*Exercise*
Copy out each line that includes the word "英国由世界第一逐渐落后".

▬▬▬

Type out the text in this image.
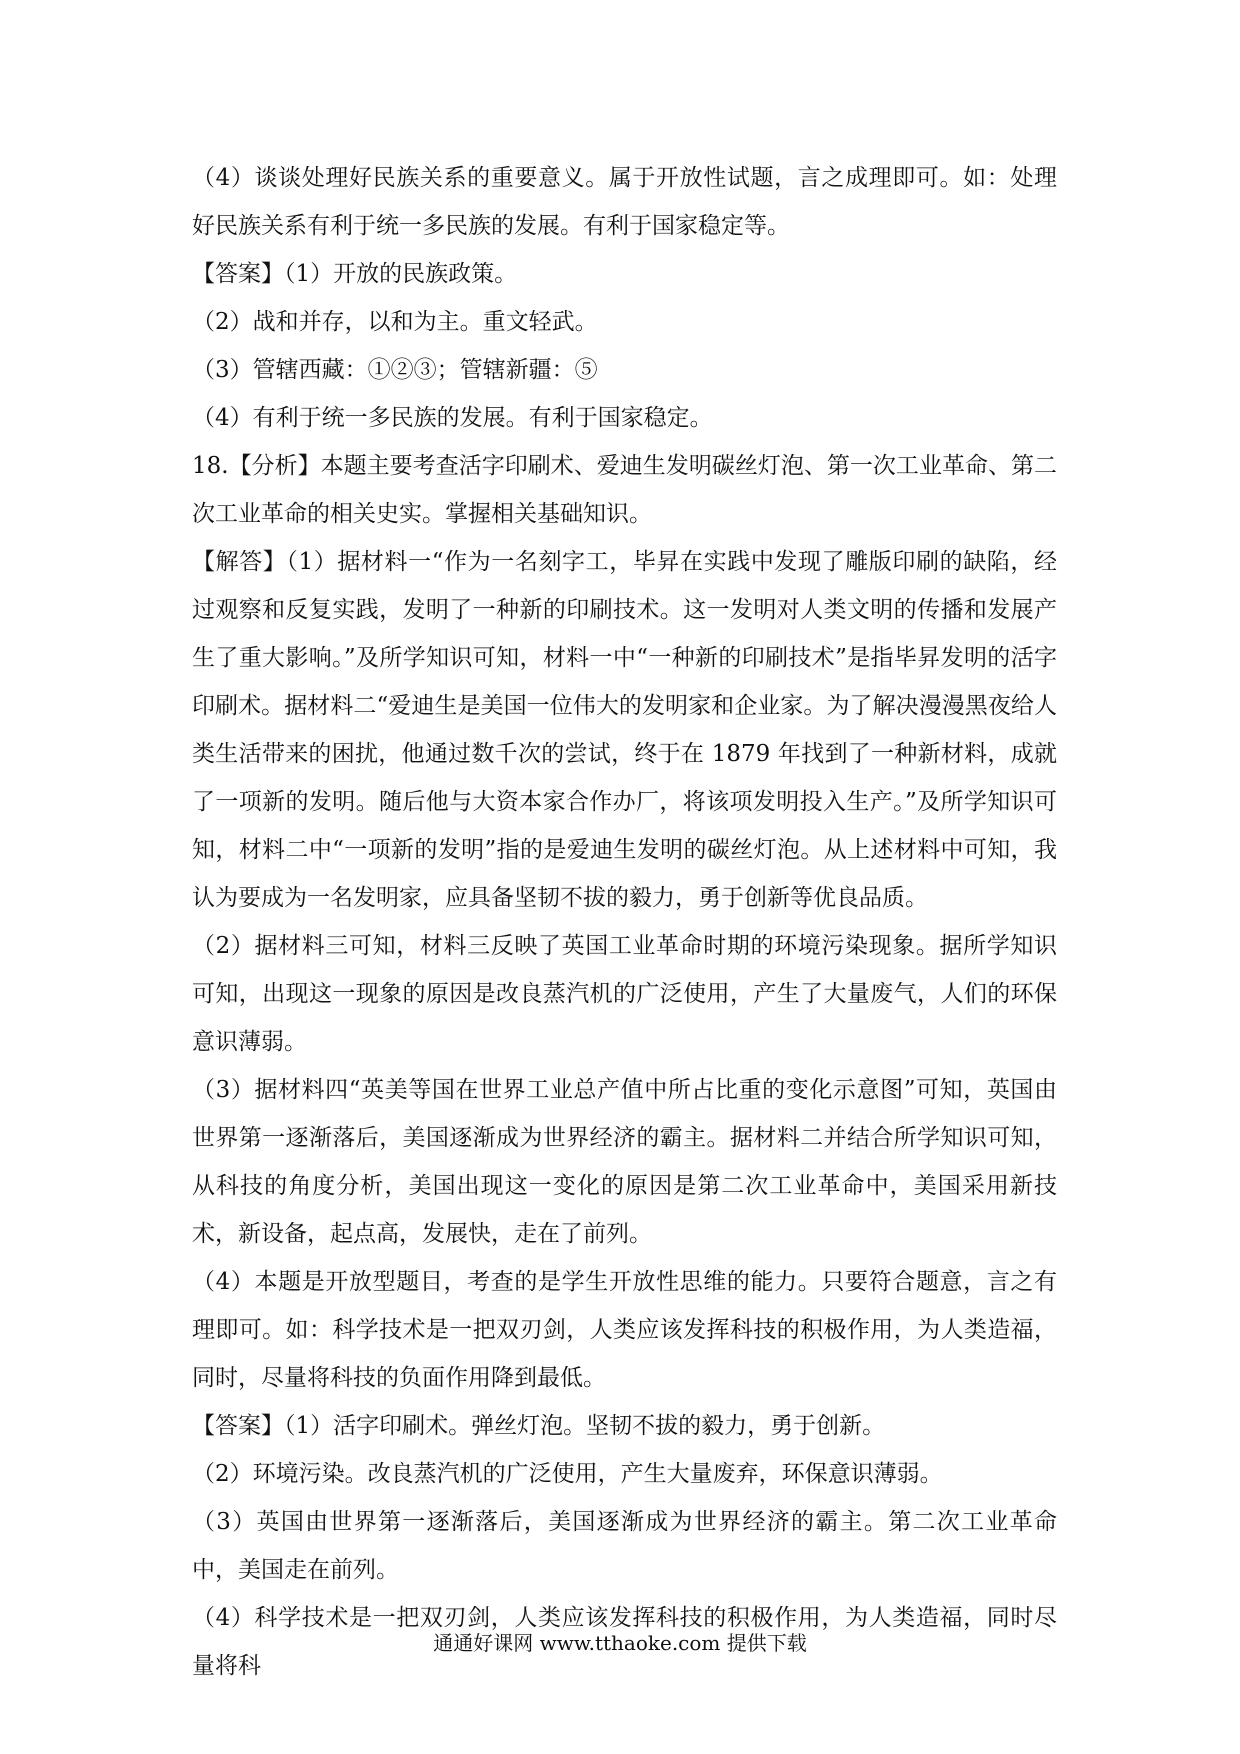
（4）谈谈处理好民族关系的重要意义。属于开放性试题，言之成理即可。如：处理好民族关系有利于统一多民族的发展。有利于国家稳定等。

【答案】（1）开放的民族政策。

（2）战和并存，以和为主。重文轻武。

（3）管辖西藏：①②③；管辖新疆：⑤

（4）有利于统一多民族的发展。有利于国家稳定。

18.【分析】本题主要考查活字印刷术、爱迪生发明碳丝灯泡、第一次工业革命、第二次工业革命的相关史实。掌握相关基础知识。

【解答】（1）据材料一“作为一名刻字工，毕昇在实践中发现了雕版印刷的缺陷，经过观察和反复实践，发明了一种新的印刷技术。这一发明对人类文明的传播和发展产生了重大影响。”及所学知识可知，材料一中“一种新的印刷技术”是指毕昇发明的活字印刷术。据材料二“爱迪生是美国一位伟大的发明家和企业家。为了解决漫漫黑夜给人类生活带来的困扰，他通过数千次的尝试，终于在 1879 年找到了一种新材料，成就了一项新的发明。随后他与大资本家合作办厂，将该项发明投入生产。”及所学知识可知，材料二中“一项新的发明”指的是爱迪生发明的碳丝灯泡。从上述材料中可知，我认为要成为一名发明家，应具备坚韧不拔的毅力，勇于创新等优良品质。

（2）据材料三可知，材料三反映了英国工业革命时期的环境污染现象。据所学知识可知，出现这一现象的原因是改良蒸汽机的广泛使用，产生了大量废气，人们的环保意识薄弱。

（3）据材料四“英美等国在世界工业总产值中所占比重的变化示意图”可知，英国由世界第一逐渐落后，美国逐渐成为世界经济的霸主。据材料二并结合所学知识可知，从科技的角度分析，美国出现这一变化的原因是第二次工业革命中，美国采用新技术，新设备，起点高，发展快，走在了前列。

（4）本题是开放型题目，考查的是学生开放性思维的能力。只要符合题意，言之有理即可。如：科学技术是一把双刃剑，人类应该发挥科技的积极作用，为人类造福，同时，尽量将科技的负面作用降到最低。

【答案】（1）活字印刷术。弹丝灯泡。坚韧不拔的毅力，勇于创新。

（2）环境污染。改良蒸汽机的广泛使用，产生大量废弃，环保意识薄弱。

（3）英国由世界第一逐渐落后，美国逐渐成为世界经济的霸主。第二次工业革命中，美国走在前列。

（4）科学技术是一把双刃剑，人类应该发挥科技的积极作用，为人类造福，同时尽量将科

通通好课网 www.tthaoke.com 提供下载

▬▬▬

*Complete output*
（3）据材料四“英美等国在世界工业总产值中所占比重的变化示意图”可知，英国由世界第一逐渐落后，美国逐渐成为世界经济的霸主。据材料二并结合所学知识可知，从科技的角度分析，美国出现这一变化的原因是第二次工业革命中，美国采用新技术，新设备，起点高，发展快，走在了前列。
（3）英国由世界第一逐渐落后，美国逐渐成为世界经济的霸主。第二次工业革命中，美国走在前列。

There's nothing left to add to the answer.